Instructions for the task ▸
Select the lines of the records containing the word "BUENO" and list them.

Records for this task ▸
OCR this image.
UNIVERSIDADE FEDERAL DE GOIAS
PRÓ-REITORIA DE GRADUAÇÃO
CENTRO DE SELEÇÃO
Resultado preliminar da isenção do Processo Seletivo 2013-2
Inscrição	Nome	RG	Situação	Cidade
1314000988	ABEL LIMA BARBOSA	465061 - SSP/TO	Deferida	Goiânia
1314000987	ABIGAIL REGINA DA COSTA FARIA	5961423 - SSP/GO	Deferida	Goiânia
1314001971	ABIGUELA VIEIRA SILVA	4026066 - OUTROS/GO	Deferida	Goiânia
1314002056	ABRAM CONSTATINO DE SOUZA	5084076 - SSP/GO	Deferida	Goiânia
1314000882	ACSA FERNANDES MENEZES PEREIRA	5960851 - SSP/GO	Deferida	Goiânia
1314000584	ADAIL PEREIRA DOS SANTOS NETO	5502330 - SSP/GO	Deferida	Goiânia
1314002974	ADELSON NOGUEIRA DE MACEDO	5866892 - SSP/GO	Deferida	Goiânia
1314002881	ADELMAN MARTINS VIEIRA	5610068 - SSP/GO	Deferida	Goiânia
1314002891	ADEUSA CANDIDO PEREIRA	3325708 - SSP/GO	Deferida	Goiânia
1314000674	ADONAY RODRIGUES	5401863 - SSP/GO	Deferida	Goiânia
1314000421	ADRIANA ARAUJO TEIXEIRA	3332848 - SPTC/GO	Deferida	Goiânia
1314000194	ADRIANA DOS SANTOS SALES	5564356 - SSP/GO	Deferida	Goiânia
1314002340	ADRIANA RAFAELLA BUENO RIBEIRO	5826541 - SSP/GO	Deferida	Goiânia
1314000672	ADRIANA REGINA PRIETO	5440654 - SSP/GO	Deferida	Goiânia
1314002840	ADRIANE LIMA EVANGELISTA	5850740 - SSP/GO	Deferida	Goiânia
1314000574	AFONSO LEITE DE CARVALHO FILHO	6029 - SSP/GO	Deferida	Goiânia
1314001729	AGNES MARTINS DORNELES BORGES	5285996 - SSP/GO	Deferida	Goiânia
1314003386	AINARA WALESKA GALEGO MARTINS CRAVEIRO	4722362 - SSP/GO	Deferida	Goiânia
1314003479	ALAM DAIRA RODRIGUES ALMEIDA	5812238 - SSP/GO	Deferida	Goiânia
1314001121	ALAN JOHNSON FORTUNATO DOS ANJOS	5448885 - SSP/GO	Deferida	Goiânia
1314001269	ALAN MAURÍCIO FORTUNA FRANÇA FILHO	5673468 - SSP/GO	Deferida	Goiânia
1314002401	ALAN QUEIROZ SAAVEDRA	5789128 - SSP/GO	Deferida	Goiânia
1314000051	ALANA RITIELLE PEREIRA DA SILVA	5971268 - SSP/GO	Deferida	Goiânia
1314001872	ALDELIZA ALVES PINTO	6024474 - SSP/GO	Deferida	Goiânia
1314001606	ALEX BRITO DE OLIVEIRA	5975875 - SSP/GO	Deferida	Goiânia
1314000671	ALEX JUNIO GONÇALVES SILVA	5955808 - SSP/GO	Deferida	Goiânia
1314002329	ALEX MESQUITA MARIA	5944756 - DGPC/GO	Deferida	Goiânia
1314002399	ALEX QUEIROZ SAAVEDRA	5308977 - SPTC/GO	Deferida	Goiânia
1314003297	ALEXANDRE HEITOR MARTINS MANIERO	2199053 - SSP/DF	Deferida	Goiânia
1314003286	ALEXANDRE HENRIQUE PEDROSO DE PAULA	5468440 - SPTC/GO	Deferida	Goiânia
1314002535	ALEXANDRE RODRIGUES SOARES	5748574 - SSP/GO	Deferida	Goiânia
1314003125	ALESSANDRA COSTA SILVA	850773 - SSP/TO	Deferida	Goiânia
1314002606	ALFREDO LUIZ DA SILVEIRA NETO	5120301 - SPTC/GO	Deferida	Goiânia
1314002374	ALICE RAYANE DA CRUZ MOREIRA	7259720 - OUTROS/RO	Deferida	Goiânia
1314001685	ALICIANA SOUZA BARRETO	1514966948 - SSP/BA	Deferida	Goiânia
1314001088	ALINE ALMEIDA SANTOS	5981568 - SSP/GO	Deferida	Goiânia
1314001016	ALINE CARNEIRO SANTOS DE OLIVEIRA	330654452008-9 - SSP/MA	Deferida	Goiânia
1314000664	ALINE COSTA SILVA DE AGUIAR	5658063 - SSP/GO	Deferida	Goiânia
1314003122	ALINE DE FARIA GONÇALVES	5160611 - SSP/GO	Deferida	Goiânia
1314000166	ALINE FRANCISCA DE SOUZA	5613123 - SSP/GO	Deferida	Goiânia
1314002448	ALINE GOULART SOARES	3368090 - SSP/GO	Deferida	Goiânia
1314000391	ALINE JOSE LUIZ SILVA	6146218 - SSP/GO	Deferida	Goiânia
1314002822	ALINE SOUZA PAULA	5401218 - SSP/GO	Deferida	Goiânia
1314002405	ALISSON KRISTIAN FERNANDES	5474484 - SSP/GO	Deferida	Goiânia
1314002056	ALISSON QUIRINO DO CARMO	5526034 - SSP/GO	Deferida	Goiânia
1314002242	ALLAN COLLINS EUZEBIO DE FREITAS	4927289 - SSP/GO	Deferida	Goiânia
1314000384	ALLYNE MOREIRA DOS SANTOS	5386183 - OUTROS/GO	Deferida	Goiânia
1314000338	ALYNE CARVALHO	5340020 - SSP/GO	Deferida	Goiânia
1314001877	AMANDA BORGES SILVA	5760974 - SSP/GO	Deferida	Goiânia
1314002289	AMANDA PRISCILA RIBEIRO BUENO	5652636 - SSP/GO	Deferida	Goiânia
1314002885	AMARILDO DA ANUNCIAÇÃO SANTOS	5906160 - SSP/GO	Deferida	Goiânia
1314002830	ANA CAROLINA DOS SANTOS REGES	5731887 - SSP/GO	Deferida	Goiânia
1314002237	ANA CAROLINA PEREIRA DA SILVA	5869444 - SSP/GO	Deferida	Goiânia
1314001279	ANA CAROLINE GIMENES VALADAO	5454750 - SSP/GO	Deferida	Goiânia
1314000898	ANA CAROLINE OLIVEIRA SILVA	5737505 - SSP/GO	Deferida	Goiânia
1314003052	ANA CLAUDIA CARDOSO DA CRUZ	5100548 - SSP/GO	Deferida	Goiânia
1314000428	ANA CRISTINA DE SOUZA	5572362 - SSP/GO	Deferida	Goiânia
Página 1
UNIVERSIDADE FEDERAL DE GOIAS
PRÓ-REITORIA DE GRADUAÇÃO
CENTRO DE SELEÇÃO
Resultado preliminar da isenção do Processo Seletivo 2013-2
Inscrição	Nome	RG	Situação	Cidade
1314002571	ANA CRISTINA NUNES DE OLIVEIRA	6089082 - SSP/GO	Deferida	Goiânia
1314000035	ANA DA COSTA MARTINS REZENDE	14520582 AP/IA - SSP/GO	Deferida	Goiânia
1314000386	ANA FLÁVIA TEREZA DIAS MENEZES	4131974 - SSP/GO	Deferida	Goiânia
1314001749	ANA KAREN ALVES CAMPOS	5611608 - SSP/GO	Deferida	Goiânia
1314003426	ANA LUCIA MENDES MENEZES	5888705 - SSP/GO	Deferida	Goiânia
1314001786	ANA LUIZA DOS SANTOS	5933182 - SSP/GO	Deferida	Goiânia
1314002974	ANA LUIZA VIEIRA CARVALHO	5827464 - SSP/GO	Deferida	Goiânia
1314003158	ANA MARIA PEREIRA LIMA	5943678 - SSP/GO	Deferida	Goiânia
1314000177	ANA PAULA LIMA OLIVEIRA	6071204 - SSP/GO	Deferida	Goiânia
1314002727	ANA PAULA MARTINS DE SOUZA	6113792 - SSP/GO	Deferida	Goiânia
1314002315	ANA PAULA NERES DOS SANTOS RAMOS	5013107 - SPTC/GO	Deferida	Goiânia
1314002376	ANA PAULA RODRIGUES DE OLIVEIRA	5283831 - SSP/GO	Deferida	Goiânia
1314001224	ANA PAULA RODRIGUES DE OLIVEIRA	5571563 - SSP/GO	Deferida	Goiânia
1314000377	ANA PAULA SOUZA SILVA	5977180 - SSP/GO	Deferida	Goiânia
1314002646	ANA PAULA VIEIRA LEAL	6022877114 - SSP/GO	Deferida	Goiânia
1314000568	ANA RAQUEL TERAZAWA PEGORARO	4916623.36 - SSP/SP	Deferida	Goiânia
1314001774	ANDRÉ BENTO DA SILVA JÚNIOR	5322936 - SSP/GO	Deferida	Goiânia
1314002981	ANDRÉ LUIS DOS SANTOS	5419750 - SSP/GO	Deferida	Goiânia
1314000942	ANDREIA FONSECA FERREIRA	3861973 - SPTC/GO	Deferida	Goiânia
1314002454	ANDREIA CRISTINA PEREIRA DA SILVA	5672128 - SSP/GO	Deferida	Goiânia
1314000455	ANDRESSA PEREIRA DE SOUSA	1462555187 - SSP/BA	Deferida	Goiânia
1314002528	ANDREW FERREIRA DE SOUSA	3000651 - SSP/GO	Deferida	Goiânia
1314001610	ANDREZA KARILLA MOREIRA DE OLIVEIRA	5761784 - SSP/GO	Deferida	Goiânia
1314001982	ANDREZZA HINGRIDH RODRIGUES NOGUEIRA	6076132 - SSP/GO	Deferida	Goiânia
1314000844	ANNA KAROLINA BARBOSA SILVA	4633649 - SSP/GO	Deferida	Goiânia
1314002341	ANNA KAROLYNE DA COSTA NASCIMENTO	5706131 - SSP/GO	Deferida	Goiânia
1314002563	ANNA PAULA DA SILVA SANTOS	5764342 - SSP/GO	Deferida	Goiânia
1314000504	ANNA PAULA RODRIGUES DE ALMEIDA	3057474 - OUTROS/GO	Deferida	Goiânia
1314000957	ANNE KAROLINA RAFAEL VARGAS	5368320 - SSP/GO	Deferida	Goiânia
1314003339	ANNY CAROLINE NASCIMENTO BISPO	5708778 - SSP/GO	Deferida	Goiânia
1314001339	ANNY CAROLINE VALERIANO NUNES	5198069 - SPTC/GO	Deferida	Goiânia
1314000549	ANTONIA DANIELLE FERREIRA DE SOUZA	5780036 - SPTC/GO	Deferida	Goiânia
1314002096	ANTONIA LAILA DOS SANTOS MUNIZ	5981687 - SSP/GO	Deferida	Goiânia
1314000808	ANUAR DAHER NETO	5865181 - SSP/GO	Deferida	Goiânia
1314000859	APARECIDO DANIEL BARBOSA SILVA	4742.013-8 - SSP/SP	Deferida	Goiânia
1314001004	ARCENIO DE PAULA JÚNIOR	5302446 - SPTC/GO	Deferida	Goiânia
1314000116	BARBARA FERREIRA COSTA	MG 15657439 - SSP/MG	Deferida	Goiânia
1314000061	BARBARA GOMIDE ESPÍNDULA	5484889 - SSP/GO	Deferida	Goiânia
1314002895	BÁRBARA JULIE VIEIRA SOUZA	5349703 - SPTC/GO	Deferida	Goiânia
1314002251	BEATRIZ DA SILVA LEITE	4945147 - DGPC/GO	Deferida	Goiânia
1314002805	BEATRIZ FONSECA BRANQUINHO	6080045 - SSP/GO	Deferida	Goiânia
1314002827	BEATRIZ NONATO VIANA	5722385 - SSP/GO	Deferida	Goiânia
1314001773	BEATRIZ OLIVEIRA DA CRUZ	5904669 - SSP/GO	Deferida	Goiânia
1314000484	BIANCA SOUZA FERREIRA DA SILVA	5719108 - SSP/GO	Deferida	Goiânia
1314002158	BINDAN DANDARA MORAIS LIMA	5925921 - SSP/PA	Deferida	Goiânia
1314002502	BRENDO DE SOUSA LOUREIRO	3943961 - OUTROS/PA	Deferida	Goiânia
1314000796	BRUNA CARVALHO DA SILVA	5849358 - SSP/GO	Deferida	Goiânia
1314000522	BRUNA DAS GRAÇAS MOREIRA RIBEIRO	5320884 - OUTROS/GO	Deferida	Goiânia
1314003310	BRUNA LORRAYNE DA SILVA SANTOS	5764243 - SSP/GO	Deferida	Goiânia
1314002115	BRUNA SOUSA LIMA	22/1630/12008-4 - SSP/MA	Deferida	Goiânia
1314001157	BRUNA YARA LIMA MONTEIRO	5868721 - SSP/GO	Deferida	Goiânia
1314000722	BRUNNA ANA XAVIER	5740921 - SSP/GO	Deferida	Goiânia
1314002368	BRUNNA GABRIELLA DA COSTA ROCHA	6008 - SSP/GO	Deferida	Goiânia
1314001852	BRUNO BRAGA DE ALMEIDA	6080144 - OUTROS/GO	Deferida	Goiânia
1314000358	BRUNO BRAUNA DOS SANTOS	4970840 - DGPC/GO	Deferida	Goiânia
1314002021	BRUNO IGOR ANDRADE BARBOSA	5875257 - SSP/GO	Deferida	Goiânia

Output for this task ▸
1314002340	ADRIANA RAFAELLA BUENO RIBEIRO	5826541 - SSP/GO	Deferida	Goiânia
1314002289	AMANDA PRISCILA RIBEIRO BUENO	5652636 - SSP/GO	Deferida	Goiânia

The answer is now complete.